Given task » Count the lines below that contain the word "element". Give only the number.

Excerpted data »
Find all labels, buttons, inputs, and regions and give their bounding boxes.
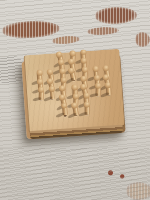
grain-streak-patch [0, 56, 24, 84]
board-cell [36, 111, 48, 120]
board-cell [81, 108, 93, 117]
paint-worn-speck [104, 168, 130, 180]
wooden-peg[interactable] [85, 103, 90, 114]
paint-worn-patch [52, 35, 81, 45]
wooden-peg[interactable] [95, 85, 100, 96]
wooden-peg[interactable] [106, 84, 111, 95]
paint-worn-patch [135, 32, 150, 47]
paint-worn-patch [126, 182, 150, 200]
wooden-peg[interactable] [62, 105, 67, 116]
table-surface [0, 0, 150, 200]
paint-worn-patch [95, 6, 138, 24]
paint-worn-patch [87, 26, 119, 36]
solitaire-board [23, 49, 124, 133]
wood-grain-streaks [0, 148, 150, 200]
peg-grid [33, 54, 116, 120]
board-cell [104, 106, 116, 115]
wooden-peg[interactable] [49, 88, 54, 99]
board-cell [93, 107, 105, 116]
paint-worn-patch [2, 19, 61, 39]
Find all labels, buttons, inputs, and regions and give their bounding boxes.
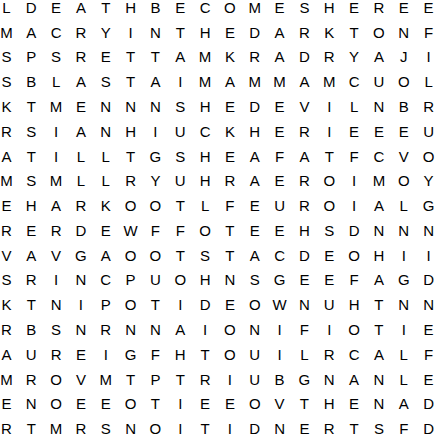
---
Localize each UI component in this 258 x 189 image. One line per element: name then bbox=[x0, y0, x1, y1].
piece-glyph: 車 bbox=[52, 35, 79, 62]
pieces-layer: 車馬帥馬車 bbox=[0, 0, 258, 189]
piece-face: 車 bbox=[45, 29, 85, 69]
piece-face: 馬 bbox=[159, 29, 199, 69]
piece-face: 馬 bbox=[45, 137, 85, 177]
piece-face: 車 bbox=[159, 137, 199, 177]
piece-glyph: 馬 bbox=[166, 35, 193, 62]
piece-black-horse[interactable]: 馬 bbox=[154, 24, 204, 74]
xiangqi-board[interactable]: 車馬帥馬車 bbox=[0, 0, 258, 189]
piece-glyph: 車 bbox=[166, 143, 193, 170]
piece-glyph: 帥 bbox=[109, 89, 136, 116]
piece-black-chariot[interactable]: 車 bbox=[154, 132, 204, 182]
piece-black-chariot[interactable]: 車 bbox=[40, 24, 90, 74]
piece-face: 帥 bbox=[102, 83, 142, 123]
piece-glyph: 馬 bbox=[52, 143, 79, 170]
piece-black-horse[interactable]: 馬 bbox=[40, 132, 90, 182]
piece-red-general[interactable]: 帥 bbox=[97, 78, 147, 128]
...
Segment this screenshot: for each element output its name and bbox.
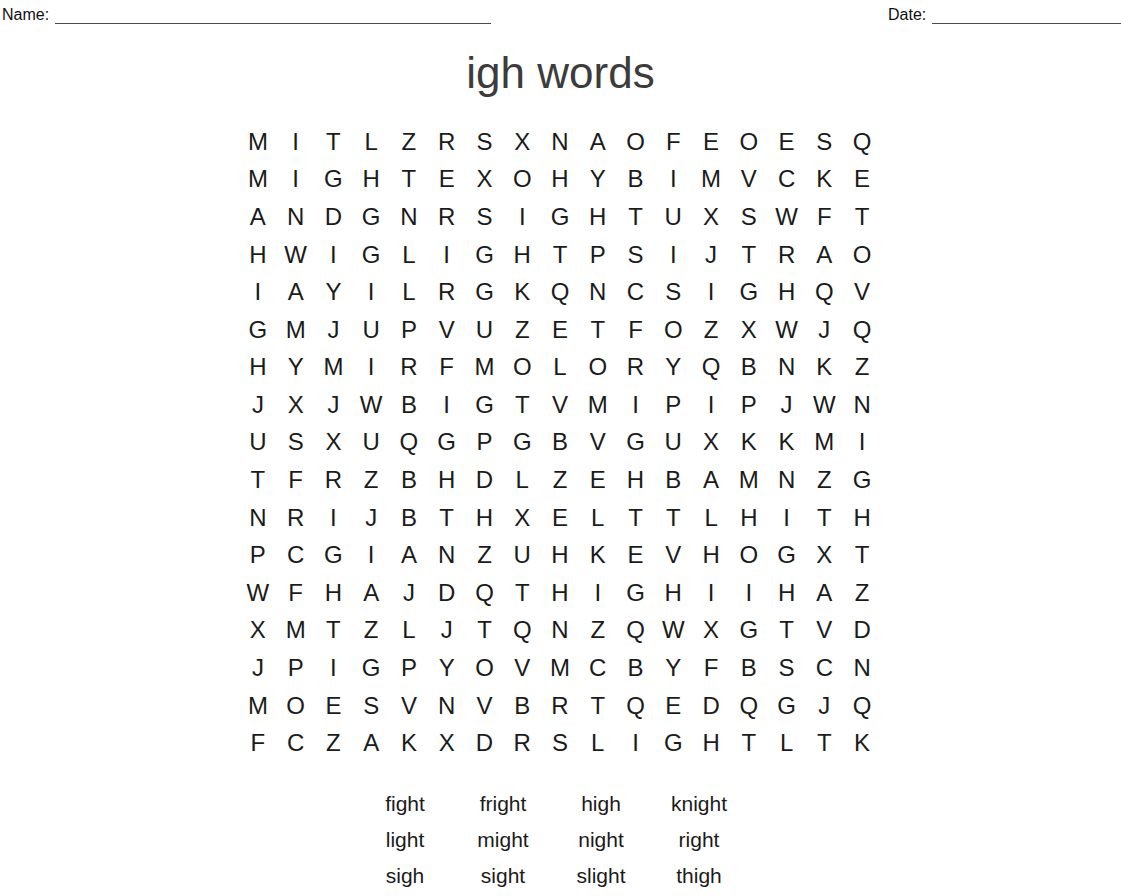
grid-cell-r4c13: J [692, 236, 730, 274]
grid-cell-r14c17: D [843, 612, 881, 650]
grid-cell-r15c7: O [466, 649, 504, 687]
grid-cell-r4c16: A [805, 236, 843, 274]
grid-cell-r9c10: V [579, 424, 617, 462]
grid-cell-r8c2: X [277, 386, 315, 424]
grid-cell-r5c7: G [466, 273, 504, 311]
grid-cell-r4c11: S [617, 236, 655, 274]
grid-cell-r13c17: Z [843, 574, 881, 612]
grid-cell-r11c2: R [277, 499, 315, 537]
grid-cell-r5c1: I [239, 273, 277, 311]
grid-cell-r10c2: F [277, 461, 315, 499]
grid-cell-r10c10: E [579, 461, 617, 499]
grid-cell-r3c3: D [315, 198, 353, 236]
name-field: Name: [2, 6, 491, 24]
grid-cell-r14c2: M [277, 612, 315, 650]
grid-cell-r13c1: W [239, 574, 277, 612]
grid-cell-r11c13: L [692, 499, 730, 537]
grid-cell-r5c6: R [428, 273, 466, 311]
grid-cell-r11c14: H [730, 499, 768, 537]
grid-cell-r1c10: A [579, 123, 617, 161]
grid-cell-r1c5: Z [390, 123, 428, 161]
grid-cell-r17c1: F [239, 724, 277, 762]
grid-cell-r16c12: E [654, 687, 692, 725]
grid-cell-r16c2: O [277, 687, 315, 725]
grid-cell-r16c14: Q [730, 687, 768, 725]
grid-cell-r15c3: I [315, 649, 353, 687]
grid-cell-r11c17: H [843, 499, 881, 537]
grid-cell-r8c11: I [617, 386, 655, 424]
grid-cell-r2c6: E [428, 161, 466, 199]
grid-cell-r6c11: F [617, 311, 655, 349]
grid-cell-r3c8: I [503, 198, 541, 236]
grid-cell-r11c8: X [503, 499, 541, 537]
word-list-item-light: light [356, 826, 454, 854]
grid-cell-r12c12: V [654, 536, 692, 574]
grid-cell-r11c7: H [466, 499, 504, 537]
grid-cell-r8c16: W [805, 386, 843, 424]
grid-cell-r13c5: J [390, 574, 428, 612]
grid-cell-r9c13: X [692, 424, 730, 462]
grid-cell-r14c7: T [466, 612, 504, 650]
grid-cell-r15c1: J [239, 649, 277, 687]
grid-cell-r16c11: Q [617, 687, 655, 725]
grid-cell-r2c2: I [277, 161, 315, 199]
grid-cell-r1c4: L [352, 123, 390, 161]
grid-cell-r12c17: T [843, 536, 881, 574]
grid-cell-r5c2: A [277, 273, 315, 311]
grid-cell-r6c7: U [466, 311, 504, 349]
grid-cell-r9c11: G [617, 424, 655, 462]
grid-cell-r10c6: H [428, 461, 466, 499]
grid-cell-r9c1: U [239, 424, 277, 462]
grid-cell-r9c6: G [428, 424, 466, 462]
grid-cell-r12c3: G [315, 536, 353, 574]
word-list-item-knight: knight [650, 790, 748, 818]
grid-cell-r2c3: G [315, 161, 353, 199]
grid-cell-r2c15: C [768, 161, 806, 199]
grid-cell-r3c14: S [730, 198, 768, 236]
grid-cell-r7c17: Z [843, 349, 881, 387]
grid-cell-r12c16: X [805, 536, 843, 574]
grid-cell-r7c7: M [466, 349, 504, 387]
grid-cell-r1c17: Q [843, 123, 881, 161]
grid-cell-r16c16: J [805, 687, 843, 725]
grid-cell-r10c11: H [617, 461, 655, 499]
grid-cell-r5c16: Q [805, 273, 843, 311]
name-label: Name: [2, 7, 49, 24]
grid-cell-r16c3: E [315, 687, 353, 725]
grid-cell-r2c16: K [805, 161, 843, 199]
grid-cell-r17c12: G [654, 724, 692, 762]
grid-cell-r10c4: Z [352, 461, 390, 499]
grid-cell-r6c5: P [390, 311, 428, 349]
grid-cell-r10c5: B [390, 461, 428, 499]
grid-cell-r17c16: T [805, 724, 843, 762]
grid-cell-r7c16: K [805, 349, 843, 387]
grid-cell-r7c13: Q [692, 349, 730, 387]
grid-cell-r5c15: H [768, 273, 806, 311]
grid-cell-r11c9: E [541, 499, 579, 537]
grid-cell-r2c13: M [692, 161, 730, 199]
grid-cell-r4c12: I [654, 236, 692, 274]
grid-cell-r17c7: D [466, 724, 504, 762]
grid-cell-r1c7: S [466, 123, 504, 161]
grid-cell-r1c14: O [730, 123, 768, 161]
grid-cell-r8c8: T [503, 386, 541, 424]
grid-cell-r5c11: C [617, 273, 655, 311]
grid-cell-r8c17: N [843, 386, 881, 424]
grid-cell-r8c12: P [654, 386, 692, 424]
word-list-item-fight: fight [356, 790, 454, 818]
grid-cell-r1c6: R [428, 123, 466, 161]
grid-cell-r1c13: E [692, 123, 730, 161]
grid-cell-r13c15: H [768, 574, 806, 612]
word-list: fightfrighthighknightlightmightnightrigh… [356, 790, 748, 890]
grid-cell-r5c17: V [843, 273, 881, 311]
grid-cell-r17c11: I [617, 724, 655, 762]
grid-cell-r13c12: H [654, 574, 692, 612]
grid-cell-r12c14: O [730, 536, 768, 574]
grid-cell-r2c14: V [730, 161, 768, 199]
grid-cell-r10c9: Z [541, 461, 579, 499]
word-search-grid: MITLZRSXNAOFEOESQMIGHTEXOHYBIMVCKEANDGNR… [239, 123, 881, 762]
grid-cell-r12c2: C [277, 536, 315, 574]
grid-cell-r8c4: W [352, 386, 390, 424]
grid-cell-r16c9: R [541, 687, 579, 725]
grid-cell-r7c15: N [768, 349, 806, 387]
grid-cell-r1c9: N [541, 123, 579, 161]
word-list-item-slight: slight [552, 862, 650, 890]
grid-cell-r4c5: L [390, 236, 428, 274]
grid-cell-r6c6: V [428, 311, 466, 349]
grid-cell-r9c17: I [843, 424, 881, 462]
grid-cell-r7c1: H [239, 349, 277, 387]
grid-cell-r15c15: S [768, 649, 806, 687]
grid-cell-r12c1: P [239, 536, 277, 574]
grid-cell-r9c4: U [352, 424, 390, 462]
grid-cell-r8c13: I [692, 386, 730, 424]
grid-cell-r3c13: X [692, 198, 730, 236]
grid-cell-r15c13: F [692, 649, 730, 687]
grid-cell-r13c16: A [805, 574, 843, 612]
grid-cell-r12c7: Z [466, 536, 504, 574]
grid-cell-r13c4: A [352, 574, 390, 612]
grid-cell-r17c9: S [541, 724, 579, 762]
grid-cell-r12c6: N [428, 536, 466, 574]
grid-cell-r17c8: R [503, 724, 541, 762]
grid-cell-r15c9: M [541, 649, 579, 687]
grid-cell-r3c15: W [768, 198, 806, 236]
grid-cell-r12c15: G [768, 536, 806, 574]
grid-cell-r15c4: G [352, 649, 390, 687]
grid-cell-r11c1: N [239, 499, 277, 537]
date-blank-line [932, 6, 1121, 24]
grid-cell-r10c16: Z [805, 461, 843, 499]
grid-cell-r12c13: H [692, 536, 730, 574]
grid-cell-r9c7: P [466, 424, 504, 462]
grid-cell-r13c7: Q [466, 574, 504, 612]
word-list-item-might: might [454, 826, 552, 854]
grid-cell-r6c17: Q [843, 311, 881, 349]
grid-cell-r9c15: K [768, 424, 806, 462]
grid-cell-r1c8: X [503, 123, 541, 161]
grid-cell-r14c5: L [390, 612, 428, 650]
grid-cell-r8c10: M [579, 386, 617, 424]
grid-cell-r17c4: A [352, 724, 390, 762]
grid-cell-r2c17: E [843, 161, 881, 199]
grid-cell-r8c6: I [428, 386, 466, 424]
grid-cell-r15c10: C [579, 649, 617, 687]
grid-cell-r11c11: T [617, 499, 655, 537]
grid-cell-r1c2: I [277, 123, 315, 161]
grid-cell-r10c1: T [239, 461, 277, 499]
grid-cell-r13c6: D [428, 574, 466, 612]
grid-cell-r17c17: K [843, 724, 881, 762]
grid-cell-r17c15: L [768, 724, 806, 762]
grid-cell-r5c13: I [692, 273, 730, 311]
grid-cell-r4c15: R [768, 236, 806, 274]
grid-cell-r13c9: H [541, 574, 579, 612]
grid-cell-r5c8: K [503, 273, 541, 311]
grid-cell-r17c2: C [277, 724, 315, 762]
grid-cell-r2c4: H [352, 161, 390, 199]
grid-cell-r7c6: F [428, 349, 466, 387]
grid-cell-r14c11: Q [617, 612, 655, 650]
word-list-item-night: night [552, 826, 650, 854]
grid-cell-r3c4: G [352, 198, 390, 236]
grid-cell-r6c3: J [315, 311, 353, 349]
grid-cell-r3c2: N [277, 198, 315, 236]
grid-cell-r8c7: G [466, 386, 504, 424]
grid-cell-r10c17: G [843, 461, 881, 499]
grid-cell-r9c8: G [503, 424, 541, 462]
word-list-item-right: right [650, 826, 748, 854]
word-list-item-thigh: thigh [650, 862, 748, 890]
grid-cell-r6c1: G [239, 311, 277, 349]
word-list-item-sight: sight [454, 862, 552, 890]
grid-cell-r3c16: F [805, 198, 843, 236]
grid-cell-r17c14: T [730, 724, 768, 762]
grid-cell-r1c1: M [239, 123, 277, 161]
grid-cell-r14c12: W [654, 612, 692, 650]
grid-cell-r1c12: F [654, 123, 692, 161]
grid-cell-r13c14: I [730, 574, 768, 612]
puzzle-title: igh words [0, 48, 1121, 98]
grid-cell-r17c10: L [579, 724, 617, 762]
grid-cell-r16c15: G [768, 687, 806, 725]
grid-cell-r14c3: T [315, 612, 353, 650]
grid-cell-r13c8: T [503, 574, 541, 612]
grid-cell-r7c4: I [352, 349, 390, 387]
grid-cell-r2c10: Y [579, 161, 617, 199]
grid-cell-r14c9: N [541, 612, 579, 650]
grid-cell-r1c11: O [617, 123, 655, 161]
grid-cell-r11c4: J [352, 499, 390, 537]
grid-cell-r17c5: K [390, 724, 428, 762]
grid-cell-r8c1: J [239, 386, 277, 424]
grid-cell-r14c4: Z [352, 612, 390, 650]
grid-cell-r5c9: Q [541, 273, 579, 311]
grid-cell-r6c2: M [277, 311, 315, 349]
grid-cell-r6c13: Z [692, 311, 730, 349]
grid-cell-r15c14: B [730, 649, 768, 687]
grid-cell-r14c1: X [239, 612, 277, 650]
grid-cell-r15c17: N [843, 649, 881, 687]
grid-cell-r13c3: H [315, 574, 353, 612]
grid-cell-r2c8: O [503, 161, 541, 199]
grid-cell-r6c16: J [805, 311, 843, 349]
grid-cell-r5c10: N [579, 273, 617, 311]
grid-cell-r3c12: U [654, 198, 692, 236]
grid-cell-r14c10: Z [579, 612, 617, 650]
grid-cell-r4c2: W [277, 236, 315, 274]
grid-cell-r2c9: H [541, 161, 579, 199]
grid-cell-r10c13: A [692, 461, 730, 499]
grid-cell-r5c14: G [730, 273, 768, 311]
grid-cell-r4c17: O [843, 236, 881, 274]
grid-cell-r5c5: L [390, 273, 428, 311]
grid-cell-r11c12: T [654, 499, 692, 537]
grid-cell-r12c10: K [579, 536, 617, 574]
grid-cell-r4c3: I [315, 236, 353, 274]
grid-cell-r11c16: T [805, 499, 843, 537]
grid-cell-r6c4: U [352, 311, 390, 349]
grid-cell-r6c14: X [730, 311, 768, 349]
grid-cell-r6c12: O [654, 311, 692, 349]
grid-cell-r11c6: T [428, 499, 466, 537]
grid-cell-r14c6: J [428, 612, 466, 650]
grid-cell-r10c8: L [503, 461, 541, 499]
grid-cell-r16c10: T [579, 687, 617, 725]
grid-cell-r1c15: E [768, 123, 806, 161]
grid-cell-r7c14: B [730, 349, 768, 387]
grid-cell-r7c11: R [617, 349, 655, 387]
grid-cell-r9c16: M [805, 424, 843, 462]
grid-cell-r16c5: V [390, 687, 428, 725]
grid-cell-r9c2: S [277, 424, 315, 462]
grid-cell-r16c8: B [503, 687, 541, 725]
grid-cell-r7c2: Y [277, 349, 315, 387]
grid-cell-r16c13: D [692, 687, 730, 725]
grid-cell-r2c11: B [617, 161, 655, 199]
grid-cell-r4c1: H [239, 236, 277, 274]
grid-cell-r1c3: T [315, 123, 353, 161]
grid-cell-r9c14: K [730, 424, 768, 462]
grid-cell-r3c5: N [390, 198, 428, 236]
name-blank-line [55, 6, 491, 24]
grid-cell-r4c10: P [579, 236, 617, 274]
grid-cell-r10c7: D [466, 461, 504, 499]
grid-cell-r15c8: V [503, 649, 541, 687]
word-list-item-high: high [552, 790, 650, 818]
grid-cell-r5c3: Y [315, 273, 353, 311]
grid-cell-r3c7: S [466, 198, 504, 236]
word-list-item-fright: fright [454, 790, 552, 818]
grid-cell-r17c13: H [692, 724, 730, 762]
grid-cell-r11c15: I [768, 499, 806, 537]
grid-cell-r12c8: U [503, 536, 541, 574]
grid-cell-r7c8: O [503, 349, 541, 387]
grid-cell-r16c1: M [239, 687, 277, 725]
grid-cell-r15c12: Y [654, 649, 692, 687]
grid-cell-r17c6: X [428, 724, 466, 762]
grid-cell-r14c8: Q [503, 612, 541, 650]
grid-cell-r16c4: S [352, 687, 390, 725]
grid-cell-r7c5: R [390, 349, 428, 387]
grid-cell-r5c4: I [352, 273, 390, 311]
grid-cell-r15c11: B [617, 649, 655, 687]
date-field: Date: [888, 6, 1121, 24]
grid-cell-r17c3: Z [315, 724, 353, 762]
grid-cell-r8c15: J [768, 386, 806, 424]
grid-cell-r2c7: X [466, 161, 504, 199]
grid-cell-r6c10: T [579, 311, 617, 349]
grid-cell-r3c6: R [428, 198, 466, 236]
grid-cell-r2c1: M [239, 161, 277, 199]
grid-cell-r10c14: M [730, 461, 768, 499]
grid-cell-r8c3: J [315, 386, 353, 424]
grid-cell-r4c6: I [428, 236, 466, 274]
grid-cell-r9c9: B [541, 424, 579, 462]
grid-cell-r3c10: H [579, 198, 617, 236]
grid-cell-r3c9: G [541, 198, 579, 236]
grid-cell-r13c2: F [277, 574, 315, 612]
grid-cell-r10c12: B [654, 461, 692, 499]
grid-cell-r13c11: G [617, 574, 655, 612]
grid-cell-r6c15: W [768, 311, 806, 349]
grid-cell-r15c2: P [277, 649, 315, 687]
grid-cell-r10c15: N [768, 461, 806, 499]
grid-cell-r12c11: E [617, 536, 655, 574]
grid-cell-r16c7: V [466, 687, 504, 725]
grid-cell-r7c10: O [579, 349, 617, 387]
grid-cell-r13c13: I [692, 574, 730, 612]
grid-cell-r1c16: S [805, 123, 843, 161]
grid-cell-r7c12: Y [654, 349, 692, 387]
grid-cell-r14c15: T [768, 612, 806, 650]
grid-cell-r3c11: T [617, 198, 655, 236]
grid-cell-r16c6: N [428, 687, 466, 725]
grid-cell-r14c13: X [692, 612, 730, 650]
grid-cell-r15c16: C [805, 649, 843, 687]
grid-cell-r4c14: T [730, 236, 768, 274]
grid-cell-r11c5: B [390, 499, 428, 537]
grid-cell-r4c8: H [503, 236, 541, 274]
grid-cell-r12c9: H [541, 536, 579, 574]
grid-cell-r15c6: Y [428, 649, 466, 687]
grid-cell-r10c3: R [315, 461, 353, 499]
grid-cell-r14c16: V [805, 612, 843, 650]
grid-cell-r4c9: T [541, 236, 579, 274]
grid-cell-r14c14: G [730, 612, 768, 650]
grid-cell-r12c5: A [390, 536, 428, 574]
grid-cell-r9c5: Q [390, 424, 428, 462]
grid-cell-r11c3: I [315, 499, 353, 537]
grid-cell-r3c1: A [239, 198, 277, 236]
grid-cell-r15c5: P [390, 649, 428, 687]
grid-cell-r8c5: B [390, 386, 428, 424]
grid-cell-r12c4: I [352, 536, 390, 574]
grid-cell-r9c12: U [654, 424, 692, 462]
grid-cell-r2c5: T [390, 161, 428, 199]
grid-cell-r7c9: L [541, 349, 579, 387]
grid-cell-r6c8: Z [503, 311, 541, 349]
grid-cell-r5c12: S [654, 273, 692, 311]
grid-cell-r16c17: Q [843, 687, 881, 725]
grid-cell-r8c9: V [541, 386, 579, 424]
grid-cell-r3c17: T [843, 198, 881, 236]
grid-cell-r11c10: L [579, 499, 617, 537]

Right answer » 2